** start Data provided **
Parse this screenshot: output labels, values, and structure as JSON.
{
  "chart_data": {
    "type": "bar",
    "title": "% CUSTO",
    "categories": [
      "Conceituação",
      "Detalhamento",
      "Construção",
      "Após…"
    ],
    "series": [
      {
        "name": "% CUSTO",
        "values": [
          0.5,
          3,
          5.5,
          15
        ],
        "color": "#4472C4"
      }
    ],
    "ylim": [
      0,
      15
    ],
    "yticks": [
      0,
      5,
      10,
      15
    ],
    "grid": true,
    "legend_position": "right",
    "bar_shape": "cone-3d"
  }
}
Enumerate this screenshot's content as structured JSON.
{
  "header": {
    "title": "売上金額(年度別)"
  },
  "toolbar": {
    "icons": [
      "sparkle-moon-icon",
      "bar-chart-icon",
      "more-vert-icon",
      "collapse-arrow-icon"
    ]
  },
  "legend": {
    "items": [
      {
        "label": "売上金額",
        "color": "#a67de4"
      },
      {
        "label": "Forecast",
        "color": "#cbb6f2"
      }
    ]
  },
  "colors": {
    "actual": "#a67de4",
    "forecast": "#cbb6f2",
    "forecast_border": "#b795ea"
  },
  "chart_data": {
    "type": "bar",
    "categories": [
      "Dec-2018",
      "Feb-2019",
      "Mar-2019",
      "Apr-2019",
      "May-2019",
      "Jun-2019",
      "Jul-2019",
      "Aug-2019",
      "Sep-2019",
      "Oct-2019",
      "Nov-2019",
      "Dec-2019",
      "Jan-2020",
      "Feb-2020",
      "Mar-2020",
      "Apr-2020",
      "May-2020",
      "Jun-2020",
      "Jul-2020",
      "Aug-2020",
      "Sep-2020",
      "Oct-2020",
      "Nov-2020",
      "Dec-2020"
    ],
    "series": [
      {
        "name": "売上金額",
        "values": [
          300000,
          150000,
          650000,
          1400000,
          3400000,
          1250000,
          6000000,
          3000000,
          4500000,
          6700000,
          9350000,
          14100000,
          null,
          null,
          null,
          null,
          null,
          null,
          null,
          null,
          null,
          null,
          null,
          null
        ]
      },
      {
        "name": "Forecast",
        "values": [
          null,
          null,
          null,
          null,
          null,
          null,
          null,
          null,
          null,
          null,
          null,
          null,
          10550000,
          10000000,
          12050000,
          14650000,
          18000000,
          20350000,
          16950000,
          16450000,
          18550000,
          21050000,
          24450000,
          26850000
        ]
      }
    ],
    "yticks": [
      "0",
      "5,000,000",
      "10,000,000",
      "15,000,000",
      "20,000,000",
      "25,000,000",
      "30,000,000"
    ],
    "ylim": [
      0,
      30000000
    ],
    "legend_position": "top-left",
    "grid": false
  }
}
** end Data provided **
Only a number is wanted: how many lines of the data above contain "JSON"?

2